Repeat the records below exactly.

STORED RECORDS>
'''

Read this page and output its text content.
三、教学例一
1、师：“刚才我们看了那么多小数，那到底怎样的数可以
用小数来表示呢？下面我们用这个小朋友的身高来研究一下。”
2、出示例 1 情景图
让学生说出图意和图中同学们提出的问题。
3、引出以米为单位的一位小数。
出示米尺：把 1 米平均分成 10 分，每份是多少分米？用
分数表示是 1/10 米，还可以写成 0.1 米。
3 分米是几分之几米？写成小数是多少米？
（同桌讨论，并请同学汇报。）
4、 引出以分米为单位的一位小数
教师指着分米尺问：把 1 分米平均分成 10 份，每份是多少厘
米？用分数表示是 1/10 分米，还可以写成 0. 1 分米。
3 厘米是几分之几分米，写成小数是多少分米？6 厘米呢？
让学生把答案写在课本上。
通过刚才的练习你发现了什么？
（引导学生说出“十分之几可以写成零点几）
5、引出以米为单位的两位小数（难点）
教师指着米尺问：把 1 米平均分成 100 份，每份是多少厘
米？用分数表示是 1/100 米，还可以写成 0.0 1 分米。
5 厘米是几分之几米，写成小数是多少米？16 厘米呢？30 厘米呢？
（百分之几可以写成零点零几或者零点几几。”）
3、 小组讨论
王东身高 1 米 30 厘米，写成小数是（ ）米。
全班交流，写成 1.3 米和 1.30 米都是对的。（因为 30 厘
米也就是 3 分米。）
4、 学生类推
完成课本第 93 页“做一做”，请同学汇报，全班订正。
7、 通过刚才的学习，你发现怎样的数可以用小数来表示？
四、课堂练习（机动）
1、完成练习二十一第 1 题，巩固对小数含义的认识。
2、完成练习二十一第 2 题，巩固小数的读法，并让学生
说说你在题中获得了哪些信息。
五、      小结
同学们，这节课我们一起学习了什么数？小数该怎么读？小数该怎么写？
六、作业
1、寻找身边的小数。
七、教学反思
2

'''

FINAL RESULT>
Read this page and output its text content.
三、教学例一
1、师：“刚才我们看了那么多小数，那到底怎样的数可以
用小数来表示呢？下面我们用这个小朋友的身高来研究一下。”
2、出示例 1 情景图
让学生说出图意和图中同学们提出的问题。
3、引出以米为单位的一位小数。
出示米尺：把 1 米平均分成 10 分，每份是多少分米？用
分数表示是 1/10 米，还可以写成 0.1 米。
3 分米是几分之几米？写成小数是多少米？
（同桌讨论，并请同学汇报。）
4、 引出以分米为单位的一位小数
教师指着分米尺问：把 1 分米平均分成 10 份，每份是多少厘
米？用分数表示是 1/10 分米，还可以写成 0. 1 分米。
3 厘米是几分之几分米，写成小数是多少分米？6 厘米呢？
让学生把答案写在课本上。
通过刚才的练习你发现了什么？
（引导学生说出“十分之几可以写成零点几）
5、引出以米为单位的两位小数（难点）
教师指着米尺问：把 1 米平均分成 100 份，每份是多少厘
米？用分数表示是 1/100 米，还可以写成 0.0 1 分米。
5 厘米是几分之几米，写成小数是多少米？16 厘米呢？30 厘米呢？
（百分之几可以写成零点零几或者零点几几。”）
3、 小组讨论
王东身高 1 米 30 厘米，写成小数是（ ）米。
全班交流，写成 1.3 米和 1.30 米都是对的。（因为 30 厘
米也就是 3 分米。）
4、 学生类推
完成课本第 93 页“做一做”，请同学汇报，全班订正。
7、 通过刚才的学习，你发现怎样的数可以用小数来表示？
四、课堂练习（机动）
1、完成练习二十一第 1 题，巩固对小数含义的认识。
2、完成练习二十一第 2 题，巩固小数的读法，并让学生
说说你在题中获得了哪些信息。
五、      小结
同学们，这节课我们一起学习了什么数？小数该怎么读？小数该怎么写？
六、作业
1、寻找身边的小数。
七、教学反思
2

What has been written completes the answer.